● **Given instruction**
Your task is to copy every line of the records below that contains "JSON".

==*==

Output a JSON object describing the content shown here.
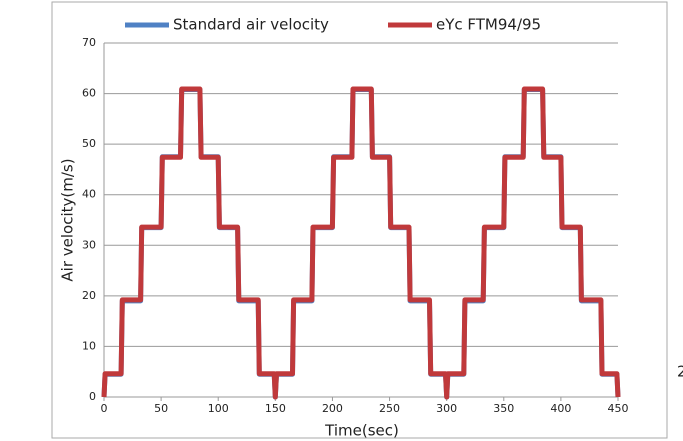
{
  "chart_data": {
    "type": "line",
    "x": [
      0,
      1,
      15,
      16,
      32,
      33,
      50,
      51,
      67,
      68,
      84,
      85,
      100,
      101,
      117,
      118,
      135,
      136,
      149,
      150,
      151,
      165,
      166,
      182,
      183,
      200,
      201,
      217,
      218,
      234,
      235,
      250,
      251,
      267,
      268,
      285,
      286,
      299,
      300,
      301,
      315,
      316,
      332,
      333,
      350,
      351,
      367,
      368,
      384,
      385,
      400,
      401,
      417,
      418,
      435,
      436,
      449,
      450
    ],
    "series": [
      {
        "name": "Standard air velocity",
        "color": "#4f81c4",
        "values": [
          0,
          4.5,
          4.5,
          19,
          19,
          33.5,
          33.5,
          47.5,
          47.5,
          60.8,
          60.8,
          47.5,
          47.5,
          33.5,
          33.5,
          19,
          19,
          4.5,
          4.5,
          0,
          4.5,
          4.5,
          19,
          19,
          33.5,
          33.5,
          47.5,
          47.5,
          60.8,
          60.8,
          47.5,
          47.5,
          33.5,
          33.5,
          19,
          19,
          4.5,
          4.5,
          0,
          4.5,
          4.5,
          19,
          19,
          33.5,
          33.5,
          47.5,
          47.5,
          60.8,
          60.8,
          47.5,
          47.5,
          33.5,
          33.5,
          19,
          19,
          4.5,
          4.5,
          0
        ]
      },
      {
        "name": "eYc FTM94/95",
        "color": "#c0393b",
        "values": [
          0,
          4.6,
          4.6,
          19.2,
          19.2,
          33.6,
          33.6,
          47.4,
          47.4,
          60.9,
          60.9,
          47.4,
          47.4,
          33.6,
          33.6,
          19.2,
          19.2,
          4.6,
          4.6,
          0,
          4.6,
          4.6,
          19.2,
          19.2,
          33.6,
          33.6,
          47.4,
          47.4,
          60.9,
          60.9,
          47.4,
          47.4,
          33.6,
          33.6,
          19.2,
          19.2,
          4.6,
          4.6,
          0,
          4.6,
          4.6,
          19.2,
          19.2,
          33.6,
          33.6,
          47.4,
          47.4,
          60.9,
          60.9,
          47.4,
          47.4,
          33.6,
          33.6,
          19.2,
          19.2,
          4.6,
          4.6,
          0
        ]
      }
    ],
    "x_label": "Time(sec)",
    "y_label": "Air velocity(m/s)",
    "xlim": [
      0,
      450
    ],
    "xticks": [
      0,
      50,
      100,
      150,
      200,
      250,
      300,
      350,
      400,
      450
    ],
    "ylim": [
      0,
      70
    ],
    "yticks": [
      0,
      10,
      20,
      30,
      40,
      50,
      60,
      70
    ],
    "grid": true,
    "legend": "top",
    "annotation": "2"
  }
}
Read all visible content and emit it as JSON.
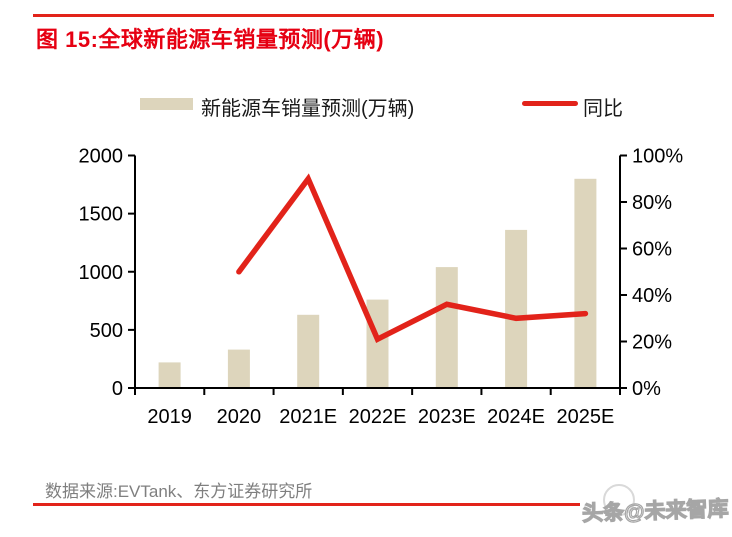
{
  "header": {
    "title": "图 15:全球新能源车销量预测(万辆)"
  },
  "chart_data": {
    "type": "bar+line",
    "title": "全球新能源车销量预测(万辆)",
    "categories": [
      "2019",
      "2020",
      "2021E",
      "2022E",
      "2023E",
      "2024E",
      "2025E"
    ],
    "series": [
      {
        "name": "新能源车销量预测(万辆)",
        "type": "bar",
        "axis": "left",
        "color": "#DDD5BC",
        "values": [
          220,
          330,
          630,
          760,
          1040,
          1360,
          1800
        ]
      },
      {
        "name": "同比",
        "type": "line",
        "axis": "right",
        "color": "#E2231A",
        "values": [
          null,
          50,
          90,
          21,
          36,
          30,
          32
        ]
      }
    ],
    "left_axis": {
      "min": 0,
      "max": 2000,
      "tick_labels": [
        "0",
        "500",
        "1000",
        "1500",
        "2000"
      ]
    },
    "right_axis": {
      "min": 0,
      "max": 100,
      "tick_labels": [
        "0%",
        "20%",
        "40%",
        "60%",
        "80%",
        "100%"
      ]
    },
    "grid": false,
    "legend_position": "top",
    "xlabel": "",
    "ylabel_left": "万辆",
    "ylabel_right": "%"
  },
  "footer": {
    "source": "数据来源:EVTank、东方证券研究所",
    "watermark": "头条@未来智库"
  },
  "colors": {
    "accent_red": "#E2231A",
    "title_red": "#E60012",
    "bar_tan": "#DDD5BC",
    "axis_black": "#000000",
    "source_gray": "#7F7F7F",
    "watermark_gray": "#A6A6A6"
  }
}
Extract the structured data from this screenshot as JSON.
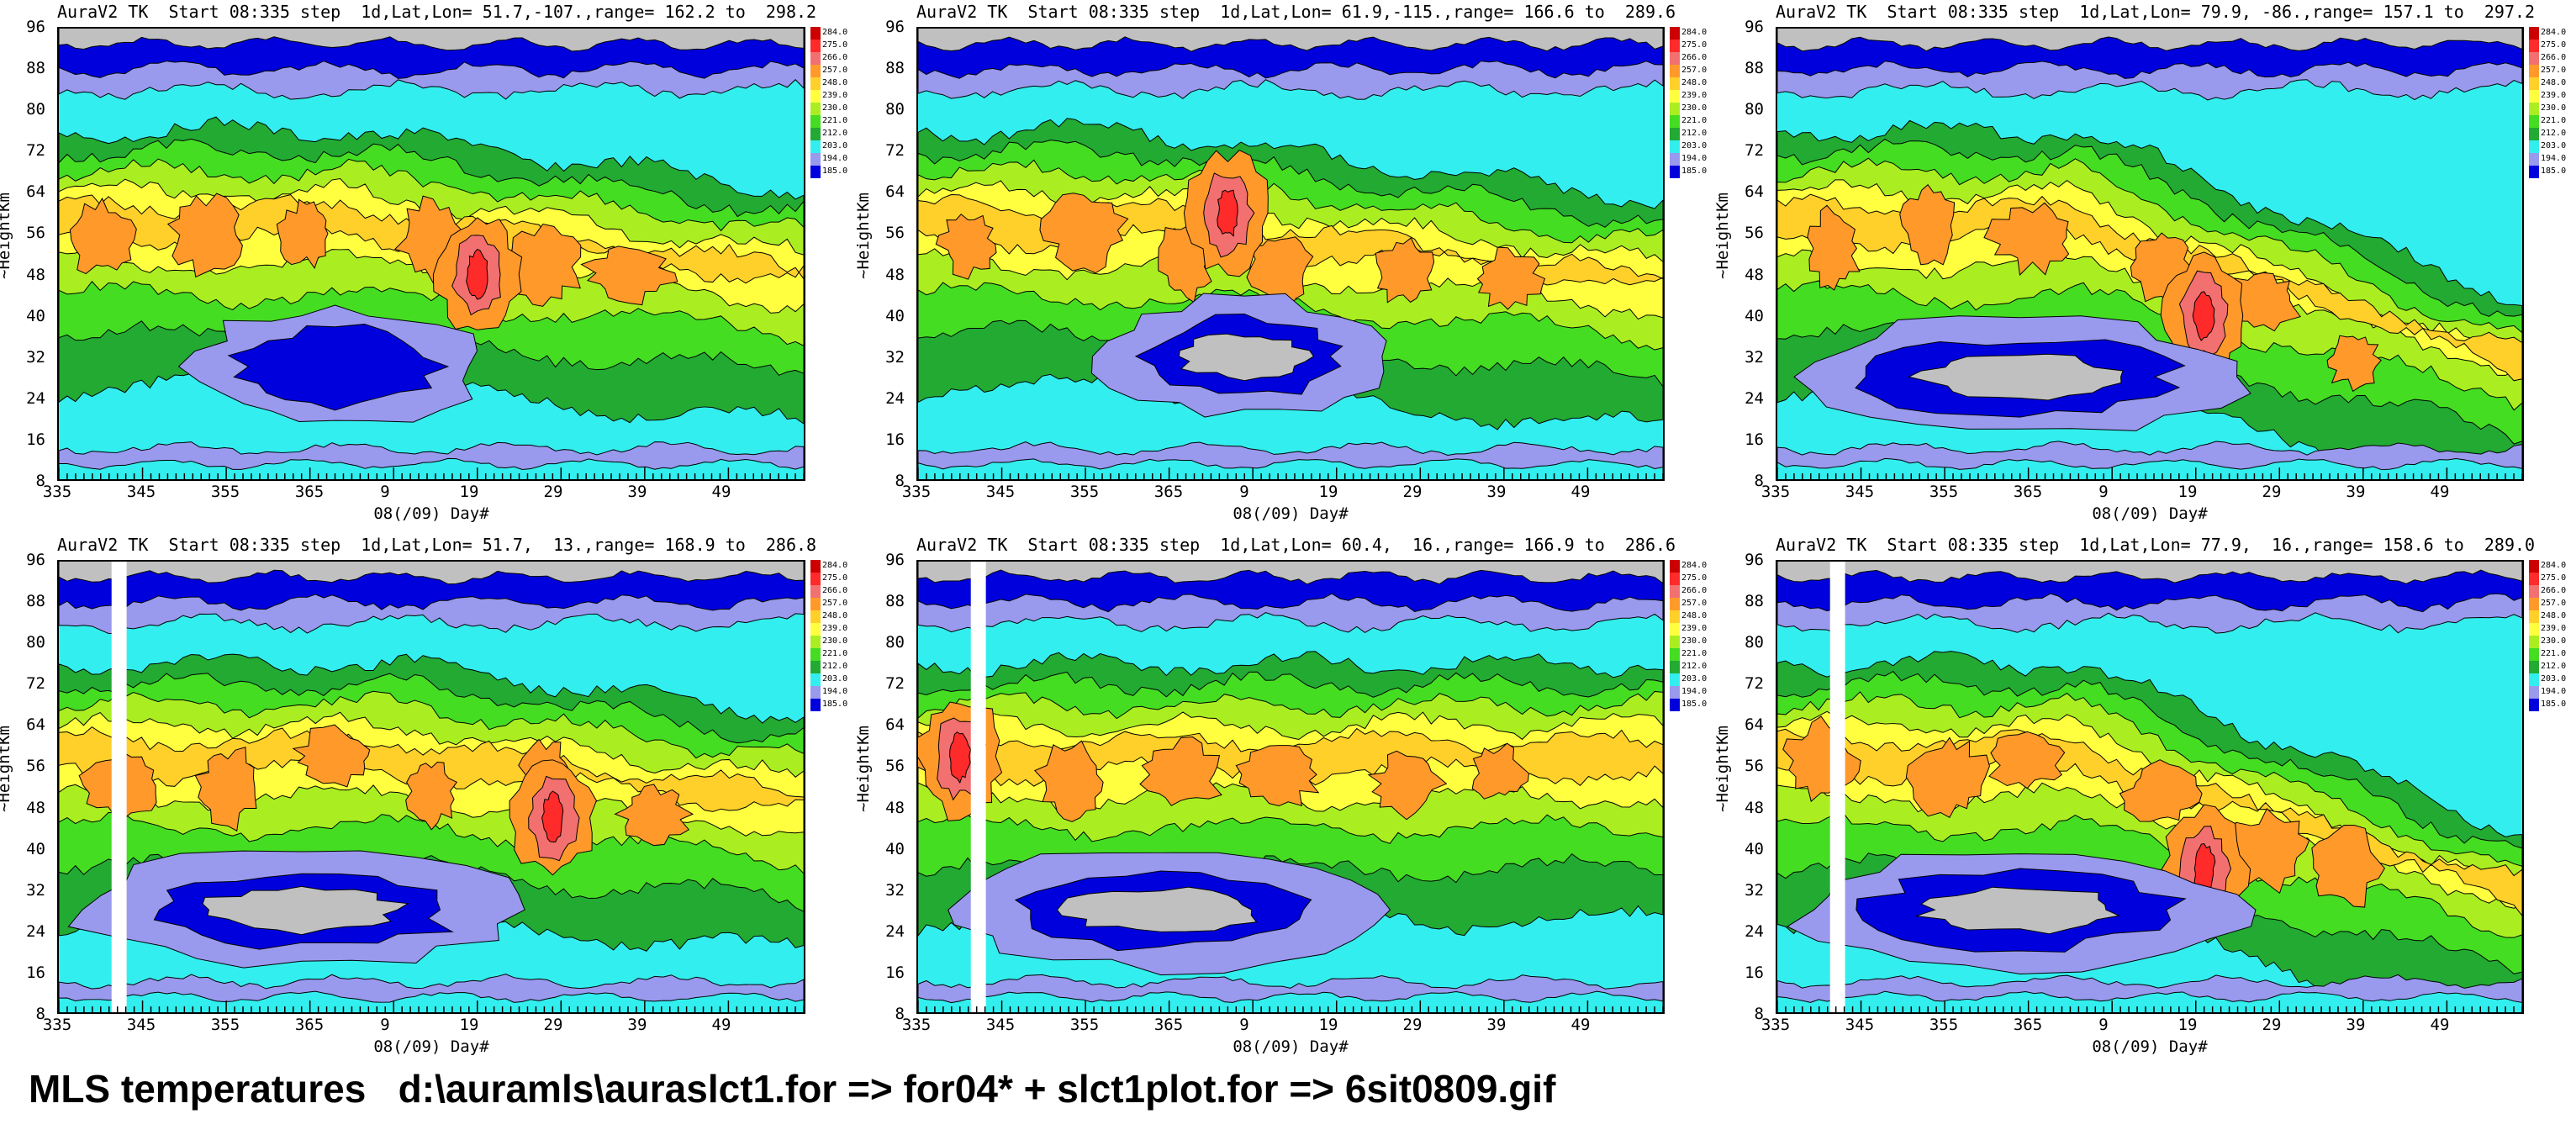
{
  "caption": "MLS temperatures   d:\\auramls\\auraslct1.for => for04* + slct1plot.for => 6sit0809.gif",
  "legend": {
    "labels": [
      "284.0",
      "275.0",
      "266.0",
      "257.0",
      "248.0",
      "239.0",
      "230.0",
      "221.0",
      "212.0",
      "203.0",
      "194.0",
      "185.0"
    ],
    "colors": [
      "#cc0000",
      "#ff2a2a",
      "#f27070",
      "#ff9a2a",
      "#ffd02a",
      "#ffff40",
      "#aaee22",
      "#44dd22",
      "#22aa33",
      "#33eeee",
      "#9999ee",
      "#0000dd"
    ]
  },
  "colors": {
    "gray": "#c0c0c0",
    "blue": "#0000dd",
    "violet": "#9999ee",
    "cyan": "#33eeee",
    "dkgreen": "#22aa33",
    "green": "#44dd22",
    "ltgreen": "#aaee22",
    "yellow": "#ffff40",
    "gold": "#ffd02a",
    "orange": "#ff9a2a",
    "salmon": "#f27070",
    "red": "#ff2a2a"
  },
  "chart_data": [
    {
      "type": "heatmap",
      "title": "AuraV2 TK  Start 08:335 step  1d,Lat,Lon= 51.7,-107.,range= 162.2 to  298.2",
      "xlabel": "08(/09) Day#",
      "ylabel": "~HeightKm",
      "x_ticks": [
        "335",
        "345",
        "355",
        "365",
        "9",
        "19",
        "29",
        "39",
        "49"
      ],
      "y_ticks": [
        "96",
        "88",
        "80",
        "72",
        "64",
        "56",
        "48",
        "40",
        "32",
        "24",
        "16",
        "8"
      ],
      "ylim": [
        8,
        96
      ],
      "range": [
        162.2,
        298.2
      ],
      "lat": 51.7,
      "lon": -107,
      "peak": {
        "day": 385,
        "height": 48
      }
    },
    {
      "type": "heatmap",
      "title": "AuraV2 TK  Start 08:335 step  1d,Lat,Lon= 61.9,-115.,range= 166.6 to  289.6",
      "xlabel": "08(/09) Day#",
      "ylabel": "~HeightKm",
      "x_ticks": [
        "335",
        "345",
        "355",
        "365",
        "9",
        "19",
        "29",
        "39",
        "49"
      ],
      "y_ticks": [
        "96",
        "88",
        "80",
        "72",
        "64",
        "56",
        "48",
        "40",
        "32",
        "24",
        "16",
        "8"
      ],
      "ylim": [
        8,
        96
      ],
      "range": [
        166.6,
        289.6
      ],
      "lat": 61.9,
      "lon": -115,
      "peak": {
        "day": 372,
        "height": 60
      }
    },
    {
      "type": "heatmap",
      "title": "AuraV2 TK  Start 08:335 step  1d,Lat,Lon= 79.9, -86.,range= 157.1 to  297.2",
      "xlabel": "08(/09) Day#",
      "ylabel": "~HeightKm",
      "x_ticks": [
        "335",
        "345",
        "355",
        "365",
        "9",
        "19",
        "29",
        "39",
        "49"
      ],
      "y_ticks": [
        "96",
        "88",
        "80",
        "72",
        "64",
        "56",
        "48",
        "40",
        "32",
        "24",
        "16",
        "8"
      ],
      "ylim": [
        8,
        96
      ],
      "range": [
        157.1,
        297.2
      ],
      "lat": 79.9,
      "lon": -86,
      "peak": {
        "day": 386,
        "height": 40
      }
    },
    {
      "type": "heatmap",
      "title": "AuraV2 TK  Start 08:335 step  1d,Lat,Lon= 51.7,  13.,range= 168.9 to  286.8",
      "xlabel": "08(/09) Day#",
      "ylabel": "~HeightKm",
      "x_ticks": [
        "335",
        "345",
        "355",
        "365",
        "9",
        "19",
        "29",
        "39",
        "49"
      ],
      "y_ticks": [
        "96",
        "88",
        "80",
        "72",
        "64",
        "56",
        "48",
        "40",
        "32",
        "24",
        "16",
        "8"
      ],
      "ylim": [
        8,
        96
      ],
      "range": [
        168.9,
        286.8
      ],
      "lat": 51.7,
      "lon": 13,
      "peak": {
        "day": 394,
        "height": 46
      }
    },
    {
      "type": "heatmap",
      "title": "AuraV2 TK  Start 08:335 step  1d,Lat,Lon= 60.4,  16.,range= 166.9 to  286.6",
      "xlabel": "08(/09) Day#",
      "ylabel": "~HeightKm",
      "x_ticks": [
        "335",
        "345",
        "355",
        "365",
        "9",
        "19",
        "29",
        "39",
        "49"
      ],
      "y_ticks": [
        "96",
        "88",
        "80",
        "72",
        "64",
        "56",
        "48",
        "40",
        "32",
        "24",
        "16",
        "8"
      ],
      "ylim": [
        8,
        96
      ],
      "range": [
        166.9,
        286.6
      ],
      "lat": 60.4,
      "lon": 16,
      "peak": {
        "day": 340,
        "height": 58
      }
    },
    {
      "type": "heatmap",
      "title": "AuraV2 TK  Start 08:335 step  1d,Lat,Lon= 77.9,  16.,range= 158.6 to  289.0",
      "xlabel": "08(/09) Day#",
      "ylabel": "~HeightKm",
      "x_ticks": [
        "335",
        "345",
        "355",
        "365",
        "9",
        "19",
        "29",
        "39",
        "49"
      ],
      "y_ticks": [
        "96",
        "88",
        "80",
        "72",
        "64",
        "56",
        "48",
        "40",
        "32",
        "24",
        "16",
        "8"
      ],
      "ylim": [
        8,
        96
      ],
      "range": [
        158.6,
        289.0
      ],
      "lat": 77.9,
      "lon": 16,
      "peak": {
        "day": 386,
        "height": 36
      }
    }
  ]
}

==*==

● **Exercise output**
Output a JSON object describing the content shown here.
Read all visible content and emit it as JSON.
Extract the structured data from this screenshot as JSON.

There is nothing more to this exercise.